■ **Exercise instructions**:
Find and return each line containing "JUNIOR".

---- Entries supplied

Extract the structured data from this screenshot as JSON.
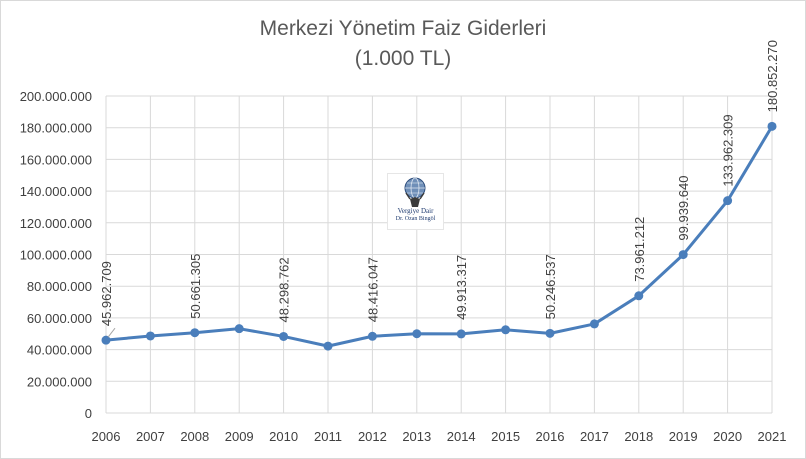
{
  "chart_data": {
    "type": "line",
    "title": "Merkezi Yönetim Faiz Giderleri",
    "subtitle": "(1.000 TL)",
    "x": [
      "2006",
      "2007",
      "2008",
      "2009",
      "2010",
      "2011",
      "2012",
      "2013",
      "2014",
      "2015",
      "2016",
      "2017",
      "2018",
      "2019",
      "2020",
      "2021"
    ],
    "values": [
      45962709,
      48600000,
      50661305,
      53200000,
      48298762,
      42200000,
      48416047,
      50000000,
      49913317,
      52500000,
      50246537,
      56200000,
      73961212,
      99939640,
      133962309,
      180852270
    ],
    "data_labels": [
      "45.962.709",
      "",
      "50.661.305",
      "",
      "48.298.762",
      "",
      "48.416.047",
      "",
      "49.913.317",
      "",
      "50.246.537",
      "",
      "73.961.212",
      "99.939.640",
      "133.962.309",
      "180.852.270"
    ],
    "yticks": [
      "0",
      "20.000.000",
      "40.000.000",
      "60.000.000",
      "80.000.000",
      "100.000.000",
      "120.000.000",
      "140.000.000",
      "160.000.000",
      "180.000.000",
      "200.000.000"
    ],
    "ylim": [
      0,
      200000000
    ],
    "grid": true,
    "legend": "none",
    "line_color": "#4a7ebb",
    "grid_color": "#d9d9d9"
  },
  "watermark": {
    "line1": "Vergiye Dair",
    "line2": "Dr. Ozan Bingöl",
    "icon": "atlas-globe-icon"
  }
}
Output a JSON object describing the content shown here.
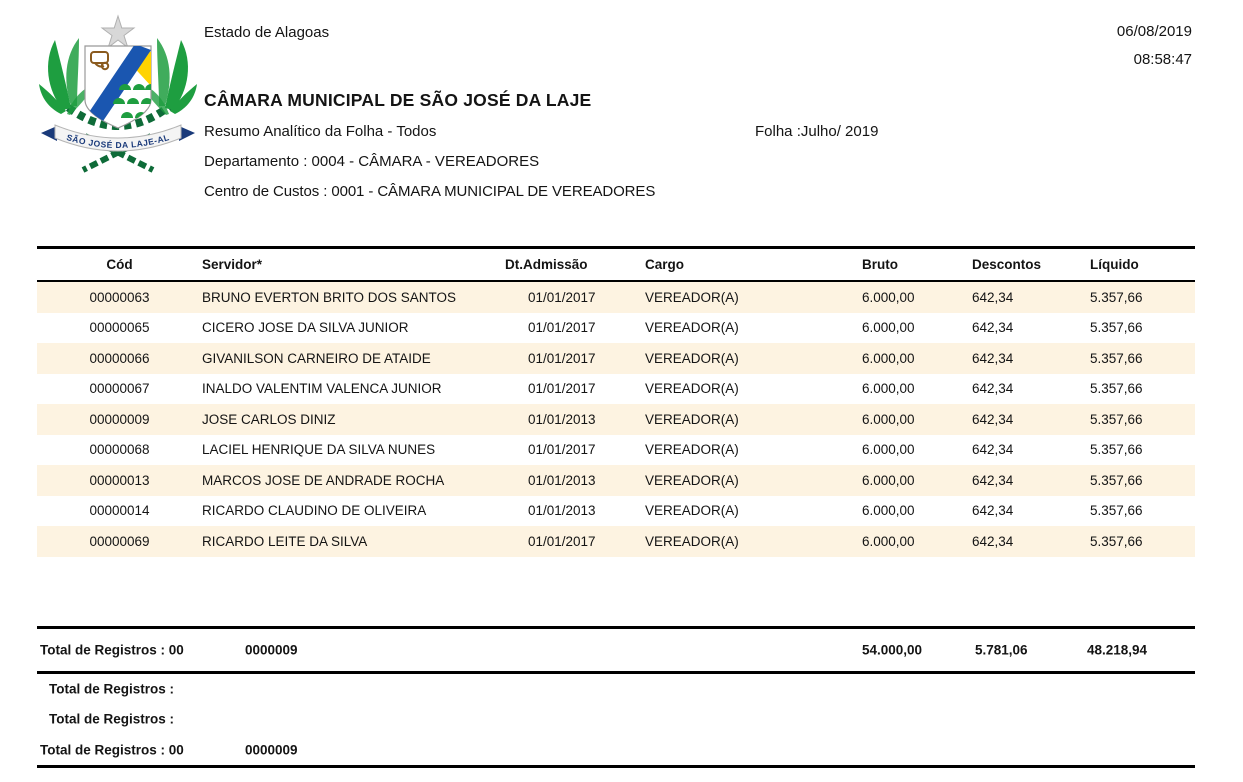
{
  "header": {
    "state": "Estado de Alagoas",
    "date": "06/08/2019",
    "time": "08:58:47",
    "title": "CÂMARA MUNICIPAL DE SÃO JOSÉ DA LAJE",
    "report_name": "Resumo Analítico da Folha - Todos",
    "sheet_label": "Folha :Julho/ 2019",
    "department": "Departamento : 0004 - CÂMARA - VEREADORES",
    "cost_center": "Centro de Custos : 0001 - CÂMARA MUNICIPAL DE VEREADORES"
  },
  "logo": {
    "icon": "municipal-coat-of-arms",
    "banner_text": "SÃO JOSÉ DA LAJE-AL",
    "colors": {
      "green": "#1e9e40",
      "dark_green": "#0e6b38",
      "blue": "#1a56b0",
      "yellow": "#ffd300",
      "silver": "#d8d8d8",
      "brown": "#8a5a1e",
      "navy": "#1a3a7a"
    }
  },
  "table": {
    "stripe_color": "#fdf3e1",
    "columns": [
      "Cód",
      "Servidor*",
      "Dt.Admissão",
      "Cargo",
      "Bruto",
      "Descontos",
      "Líquido"
    ],
    "rows": [
      {
        "cod": "00000063",
        "servidor": "BRUNO EVERTON BRITO DOS SANTOS",
        "admissao": "01/01/2017",
        "cargo": "VEREADOR(A)",
        "bruto": "6.000,00",
        "descontos": "642,34",
        "liquido": "5.357,66"
      },
      {
        "cod": "00000065",
        "servidor": "CICERO JOSE DA SILVA JUNIOR",
        "admissao": "01/01/2017",
        "cargo": "VEREADOR(A)",
        "bruto": "6.000,00",
        "descontos": "642,34",
        "liquido": "5.357,66"
      },
      {
        "cod": "00000066",
        "servidor": "GIVANILSON CARNEIRO DE ATAIDE",
        "admissao": "01/01/2017",
        "cargo": "VEREADOR(A)",
        "bruto": "6.000,00",
        "descontos": "642,34",
        "liquido": "5.357,66"
      },
      {
        "cod": "00000067",
        "servidor": "INALDO VALENTIM VALENCA JUNIOR",
        "admissao": "01/01/2017",
        "cargo": "VEREADOR(A)",
        "bruto": "6.000,00",
        "descontos": "642,34",
        "liquido": "5.357,66"
      },
      {
        "cod": "00000009",
        "servidor": "JOSE CARLOS DINIZ",
        "admissao": "01/01/2013",
        "cargo": "VEREADOR(A)",
        "bruto": "6.000,00",
        "descontos": "642,34",
        "liquido": "5.357,66"
      },
      {
        "cod": "00000068",
        "servidor": "LACIEL HENRIQUE DA SILVA NUNES",
        "admissao": "01/01/2017",
        "cargo": "VEREADOR(A)",
        "bruto": "6.000,00",
        "descontos": "642,34",
        "liquido": "5.357,66"
      },
      {
        "cod": "00000013",
        "servidor": "MARCOS JOSE DE ANDRADE ROCHA",
        "admissao": "01/01/2013",
        "cargo": "VEREADOR(A)",
        "bruto": "6.000,00",
        "descontos": "642,34",
        "liquido": "5.357,66"
      },
      {
        "cod": "00000014",
        "servidor": "RICARDO CLAUDINO DE OLIVEIRA",
        "admissao": "01/01/2013",
        "cargo": "VEREADOR(A)",
        "bruto": "6.000,00",
        "descontos": "642,34",
        "liquido": "5.357,66"
      },
      {
        "cod": "00000069",
        "servidor": "RICARDO LEITE DA SILVA",
        "admissao": "01/01/2017",
        "cargo": "VEREADOR(A)",
        "bruto": "6.000,00",
        "descontos": "642,34",
        "liquido": "5.357,66"
      }
    ]
  },
  "totals": {
    "summary_row": {
      "label": "Total de Registros : 00",
      "count": "0000009",
      "bruto": "54.000,00",
      "descontos": "5.781,06",
      "liquido": "48.218,94"
    },
    "footer_rows": [
      {
        "label": "Total de Registros :",
        "count": ""
      },
      {
        "label": "Total de Registros :",
        "count": ""
      },
      {
        "label": "Total de Registros : 00",
        "count": "0000009"
      }
    ]
  }
}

--------

■ **Result for this exercise**:
        "servidor": "CICERO JOSE DA SILVA JUNIOR",
        "servidor": "INALDO VALENTIM VALENCA JUNIOR",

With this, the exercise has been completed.